Material supplied:
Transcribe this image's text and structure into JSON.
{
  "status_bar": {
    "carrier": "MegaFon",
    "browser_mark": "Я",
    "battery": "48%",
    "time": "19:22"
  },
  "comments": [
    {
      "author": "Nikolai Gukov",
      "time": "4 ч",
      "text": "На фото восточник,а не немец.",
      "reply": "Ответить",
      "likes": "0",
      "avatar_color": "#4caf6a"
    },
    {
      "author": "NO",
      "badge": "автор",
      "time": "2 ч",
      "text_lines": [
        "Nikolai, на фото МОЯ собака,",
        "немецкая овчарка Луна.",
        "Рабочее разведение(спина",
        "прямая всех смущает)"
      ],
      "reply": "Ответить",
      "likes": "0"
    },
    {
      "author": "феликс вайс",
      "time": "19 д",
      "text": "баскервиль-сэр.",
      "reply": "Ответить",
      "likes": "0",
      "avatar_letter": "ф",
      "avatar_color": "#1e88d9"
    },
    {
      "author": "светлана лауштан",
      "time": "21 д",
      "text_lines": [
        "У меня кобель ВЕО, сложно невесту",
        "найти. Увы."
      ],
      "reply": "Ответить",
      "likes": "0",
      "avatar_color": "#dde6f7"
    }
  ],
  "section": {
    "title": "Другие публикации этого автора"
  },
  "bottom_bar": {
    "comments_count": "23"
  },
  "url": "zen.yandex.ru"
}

Exercise goal:
Wherever the string "author" appears in the entries above, list that line.

Solution for this exercise:
      "author": "Nikolai Gukov",
      "author": "NO",
      "author": "феликс вайс",
      "author": "светлана лауштан",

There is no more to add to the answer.